» 引用文:

((

とはいっても、たとえ仕事とはいえ、マヤ以外の女と積極的?に仲良くするなんて、本当のところ真澄は紫織の事をどう思っていたのでしょうか。この時、踊る二人を背後から見ていた秘書の水城が、この時の自身の"不安感"をこう独白しています。(真澄さま…これでいいんですの…?あなたはこれで…自分の心をだますおつもりなの…?それでいいんですの真澄さま…!)見た事のないような水城の心配そうな顔。まるで自分の事のように苦しんでいるではありませんか。何が水城をここまで言わせているのでしょうか。

 

わたしは真澄は、ただビジネスだけで紫織にやさしくしていたわけではなく、彼女に強い同情心をもってしまったからだと思うのです。真澄は(そしておれも自分を知らなかった。あの少女に出会うまでは…だがもう遅い…)と、独白しています。真澄は、自分というものを知らなかった故、マヤに対して取返しのつかない事をしてしまい、マヤ自身をも失っています。(実際には真澄が勝手に思い込んでるだけだけど)目の前にいる病弱なこの女性もまた、自分と同じく世間知らずで、自分の事をよくわかっていない。真澄は彼女を自分を重ね合わせて同情し、助けてあげたい気持ちになってしまった、喜ばせてあげたくなってしまったのかもしれません。結果は功を奏し、紫織は真澄に自分は「子供の頃から病弱なゆえ、内気で外に出るのもイヤで閉じこもっていたが、真澄と出会ってからほんとうに明るくなった、笑顔がおおくなった」と、喜びの言葉を述べています。紫織は非常に満足して元気になってくれたようです。病弱で世間知らずで、そして美しい女性を自分の力で満足させる事ができて、真澄は再び自分の存在意義を感じる事ができるようになったのではないでしょうか。一見、紫織が真澄に救われたように見えますが、本当に救われていたのは真澄の方だったのかもしれません。紫織のお陰で、真澄は、マヤの"あの言葉"でズタズタにされてしまった、男のプライドを取り戻すことができたのだとわたしは思います。

 

・もてあそばれた箱入り娘

 

しかし真澄は紫織に単に"親切にした"だけだったのでしょうか?コミックス35巻で真澄は紫織の事を(あのひとのやさしさに親切にこたえてきた)と、独白していますが、これは、彼の詭弁だったとわたしは思います。決して親切心だけだったわけではなかったはず。真澄とダンスに興じる紫織は頬を染めて、明らかに真澄に恋に落ちていますが、わたしが注目したいのが、紫織とダンスをしていたこの時の真澄の、憂を秘めたなんともいえない、満足そうな微笑みです。マヤでない女にこんな顔を向けるなんてストーカーをしていた頃の真澄を思い返せば考えられないでしょう。そのうえ、この頃の真澄の目の中にはコミックス後半では描かれなくなってしまった星がまだ存在しており、中年に入りかけの、それでいてまだ青年の香りの残る色香が漂っていて、非常に美しく表現されています。紫織を相手にしている真澄をなぜここまで美しく見せる必要があったのでしょうか?この場面にどんな意図が隠されているのでしょうか?

))

» 与えられた指示 1:
引用文について次の問いに答えよ。
(a) 踊る真澄と紫織を背後から見ていたのは誰か。
(b) 真澄が紫織について「あのひとのやさしさに親切にこたえてきた」と独白するのはコミックス何巻か。
(c) 紫織は真澄と出会ってから自分がどうなったと述べているか。
引用文と各行は互いに関係しない。

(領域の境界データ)
((

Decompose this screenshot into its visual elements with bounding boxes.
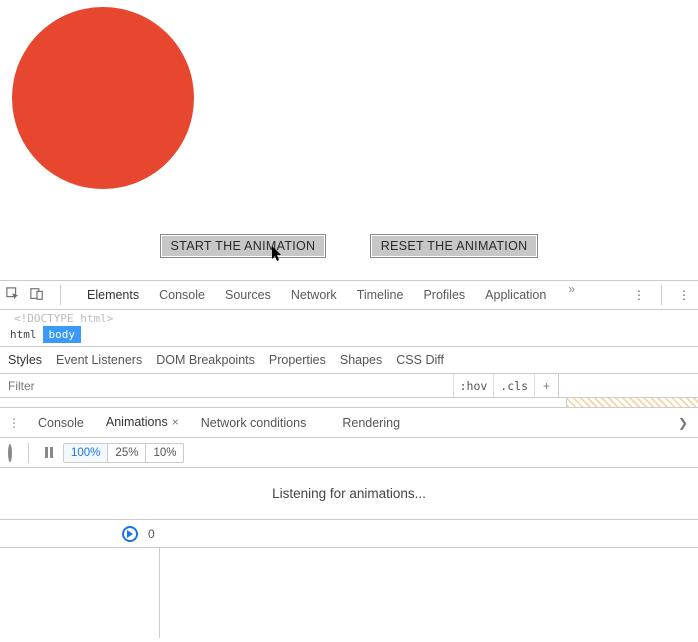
animated-circle xyxy=(12,7,194,189)
drawer-expand-icon[interactable]: ❯ xyxy=(678,416,688,430)
subtab-shapes[interactable]: Shapes xyxy=(340,353,382,367)
animations-status-text: Listening for animations... xyxy=(0,468,698,520)
speed-100[interactable]: 100% xyxy=(64,444,108,462)
close-tab-icon[interactable]: × xyxy=(172,415,179,429)
drawer-tab-label: Animations xyxy=(106,415,168,429)
tab-timeline[interactable]: Timeline xyxy=(353,282,408,308)
clear-icon[interactable] xyxy=(8,446,12,460)
tab-sources[interactable]: Sources xyxy=(221,282,275,308)
start-animation-button[interactable]: START THE ANIMATION xyxy=(160,234,327,258)
separator xyxy=(28,443,29,463)
subtab-styles[interactable]: Styles xyxy=(8,353,42,367)
styles-subtabs: Styles Event Listeners DOM Breakpoints P… xyxy=(0,347,698,374)
devtools-tabs: Elements Console Sources Network Timelin… xyxy=(83,282,575,308)
reset-animation-button[interactable]: RESET THE ANIMATION xyxy=(370,234,539,258)
playback-speed-group: 100% 25% 10% xyxy=(63,443,184,463)
animations-timeline-body xyxy=(0,548,698,638)
speed-10[interactable]: 10% xyxy=(146,444,183,462)
toolbar-right: ⋮ ⋮ xyxy=(633,285,690,305)
box-model-gutter xyxy=(558,374,698,397)
more-tabs-icon[interactable]: » xyxy=(568,282,575,308)
tab-console[interactable]: Console xyxy=(155,282,209,308)
tab-application[interactable]: Application xyxy=(481,282,550,308)
kebab-menu-icon[interactable]: ⋮ xyxy=(678,288,690,302)
box-model-margin-hatch xyxy=(566,398,698,407)
tab-network[interactable]: Network xyxy=(287,282,341,308)
drawer-tab-rendering[interactable]: Rendering xyxy=(338,410,404,436)
subtab-css-diff[interactable]: CSS Diff xyxy=(396,353,444,367)
subtab-event-listeners[interactable]: Event Listeners xyxy=(56,353,142,367)
crumb-html[interactable]: html xyxy=(4,326,43,343)
button-row: START THE ANIMATION RESET THE ANIMATION xyxy=(0,234,698,258)
drawer-tab-animations[interactable]: Animations × xyxy=(102,409,183,437)
styles-content-strip xyxy=(0,398,698,408)
crumb-body[interactable]: body xyxy=(43,326,82,343)
new-style-rule-icon[interactable]: + xyxy=(534,374,558,397)
styles-filter-input[interactable] xyxy=(0,379,453,393)
toggle-hov[interactable]: :hov xyxy=(453,374,494,397)
subtab-dom-breakpoints[interactable]: DOM Breakpoints xyxy=(156,353,255,367)
device-toolbar-icon[interactable] xyxy=(30,287,44,304)
animations-timeline-header: 0 xyxy=(0,520,698,548)
drawer-tab-console[interactable]: Console xyxy=(34,410,88,436)
subtab-properties[interactable]: Properties xyxy=(269,353,326,367)
toggle-cls[interactable]: .cls xyxy=(493,374,534,397)
timeline-origin-label: 0 xyxy=(148,527,155,541)
dom-breadcrumb: html body xyxy=(0,325,698,347)
styles-filter-row: :hov .cls + xyxy=(0,374,698,398)
separator xyxy=(60,285,61,305)
page-viewport: START THE ANIMATION RESET THE ANIMATION xyxy=(0,0,698,280)
drawer-menu-icon[interactable]: ⋮ xyxy=(8,416,20,430)
drawer-tabs: ⋮ Console Animations × Network condition… xyxy=(0,408,698,438)
timeline-canvas[interactable] xyxy=(160,548,698,638)
doctype-text: <!DOCTYPE html> xyxy=(0,310,698,325)
drawer-tab-network-conditions[interactable]: Network conditions xyxy=(197,410,311,436)
separator xyxy=(661,285,662,305)
devtools-toolbar: Elements Console Sources Network Timelin… xyxy=(0,280,698,310)
tab-elements[interactable]: Elements xyxy=(83,282,143,308)
play-icon[interactable] xyxy=(122,526,138,542)
animations-toolbar: 100% 25% 10% xyxy=(0,438,698,468)
inspect-element-icon[interactable] xyxy=(6,287,20,304)
kebab-menu-icon[interactable]: ⋮ xyxy=(633,288,645,302)
speed-25[interactable]: 25% xyxy=(108,444,146,462)
timeline-sidebar xyxy=(0,548,160,638)
pause-icon[interactable] xyxy=(45,447,53,458)
tab-profiles[interactable]: Profiles xyxy=(419,282,469,308)
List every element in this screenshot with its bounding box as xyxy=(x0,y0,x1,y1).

))

» 与えられた指示 2: 「with」という文字列を含む行をすべて書き出せ。

» 正解 1:
(a) 秘書の水城
(b) 35巻
(c) ほんとうに明るくなり、笑顔がおおくなった

» 正解 2:
Decompose this screenshot into its visual elements with bounding boxes.
List every element in this screenshot with its bounding box as xyxy=(x0,y0,x1,y1).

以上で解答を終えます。